>> Start RECORDS PROVIDED
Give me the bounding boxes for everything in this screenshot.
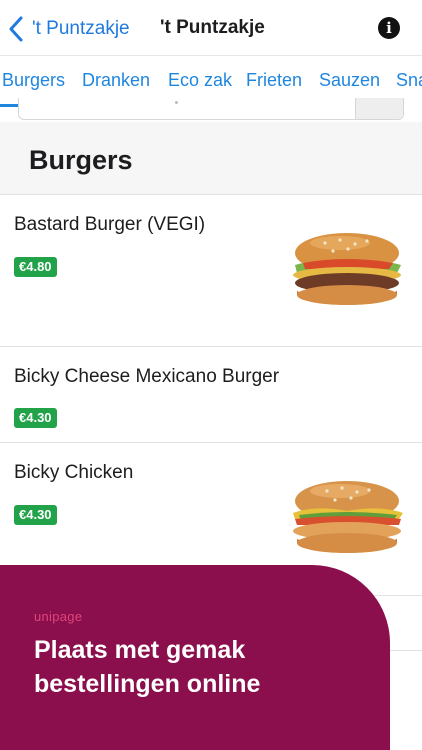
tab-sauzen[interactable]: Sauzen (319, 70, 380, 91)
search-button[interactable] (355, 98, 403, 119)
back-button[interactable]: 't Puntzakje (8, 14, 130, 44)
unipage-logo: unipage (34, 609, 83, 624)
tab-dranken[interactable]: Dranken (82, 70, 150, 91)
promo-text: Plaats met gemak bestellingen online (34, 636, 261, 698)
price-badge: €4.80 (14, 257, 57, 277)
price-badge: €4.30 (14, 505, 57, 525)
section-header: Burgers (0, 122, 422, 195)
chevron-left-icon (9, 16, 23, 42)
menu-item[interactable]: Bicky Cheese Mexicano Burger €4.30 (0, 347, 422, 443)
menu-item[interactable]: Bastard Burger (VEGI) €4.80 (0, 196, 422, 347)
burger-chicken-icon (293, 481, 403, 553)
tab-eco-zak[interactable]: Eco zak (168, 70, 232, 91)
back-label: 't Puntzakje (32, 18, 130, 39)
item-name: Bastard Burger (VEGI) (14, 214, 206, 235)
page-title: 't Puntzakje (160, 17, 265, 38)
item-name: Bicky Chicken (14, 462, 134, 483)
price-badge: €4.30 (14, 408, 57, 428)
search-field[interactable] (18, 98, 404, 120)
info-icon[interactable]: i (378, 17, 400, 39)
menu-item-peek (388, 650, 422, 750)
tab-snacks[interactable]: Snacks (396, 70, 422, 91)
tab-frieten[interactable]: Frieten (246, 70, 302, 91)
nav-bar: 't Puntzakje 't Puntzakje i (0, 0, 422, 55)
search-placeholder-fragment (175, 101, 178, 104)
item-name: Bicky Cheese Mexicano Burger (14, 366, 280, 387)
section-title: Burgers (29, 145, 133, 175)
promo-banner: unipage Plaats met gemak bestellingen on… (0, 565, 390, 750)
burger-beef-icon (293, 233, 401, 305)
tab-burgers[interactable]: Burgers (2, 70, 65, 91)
>> End RECORDS PROVIDED
> JOB: Retype the lines of the records from the line with "tab-sauzen[interactable]: Sauzen (319, 70, 380, 91)" through the end of the records, both ends included.

> RESULT OF THE TASK:
tab-sauzen[interactable]: Sauzen (319, 70, 380, 91)
search-button[interactable] (355, 98, 403, 119)
back-button[interactable]: 't Puntzakje (8, 14, 130, 44)
unipage-logo: unipage (34, 609, 83, 624)
tab-dranken[interactable]: Dranken (82, 70, 150, 91)
promo-text: Plaats met gemak bestellingen online (34, 636, 261, 698)
price-badge: €4.80 (14, 257, 57, 277)
price-badge: €4.30 (14, 505, 57, 525)
section-header: Burgers (0, 122, 422, 195)
chevron-left-icon (9, 16, 23, 42)
menu-item[interactable]: Bicky Cheese Mexicano Burger €4.30 (0, 347, 422, 443)
menu-item[interactable]: Bastard Burger (VEGI) €4.80 (0, 196, 422, 347)
burger-chicken-icon (293, 481, 403, 553)
tab-eco-zak[interactable]: Eco zak (168, 70, 232, 91)
back-label: 't Puntzakje (32, 18, 130, 39)
item-name: Bastard Burger (VEGI) (14, 214, 206, 235)
page-title: 't Puntzakje (160, 17, 265, 38)
item-name: Bicky Chicken (14, 462, 134, 483)
price-badge: €4.30 (14, 408, 57, 428)
search-field[interactable] (18, 98, 404, 120)
info-icon[interactable]: i (378, 17, 400, 39)
menu-item-peek (388, 650, 422, 750)
tab-snacks[interactable]: Snacks (396, 70, 422, 91)
tab-frieten[interactable]: Frieten (246, 70, 302, 91)
nav-bar: 't Puntzakje 't Puntzakje i (0, 0, 422, 55)
search-placeholder-fragment (175, 101, 178, 104)
item-name: Bicky Cheese Mexicano Burger (14, 366, 280, 387)
section-title: Burgers (29, 145, 133, 175)
promo-banner: unipage Plaats met gemak bestellingen on… (0, 565, 390, 750)
burger-beef-icon (293, 233, 401, 305)
tab-burgers[interactable]: Burgers (2, 70, 65, 91)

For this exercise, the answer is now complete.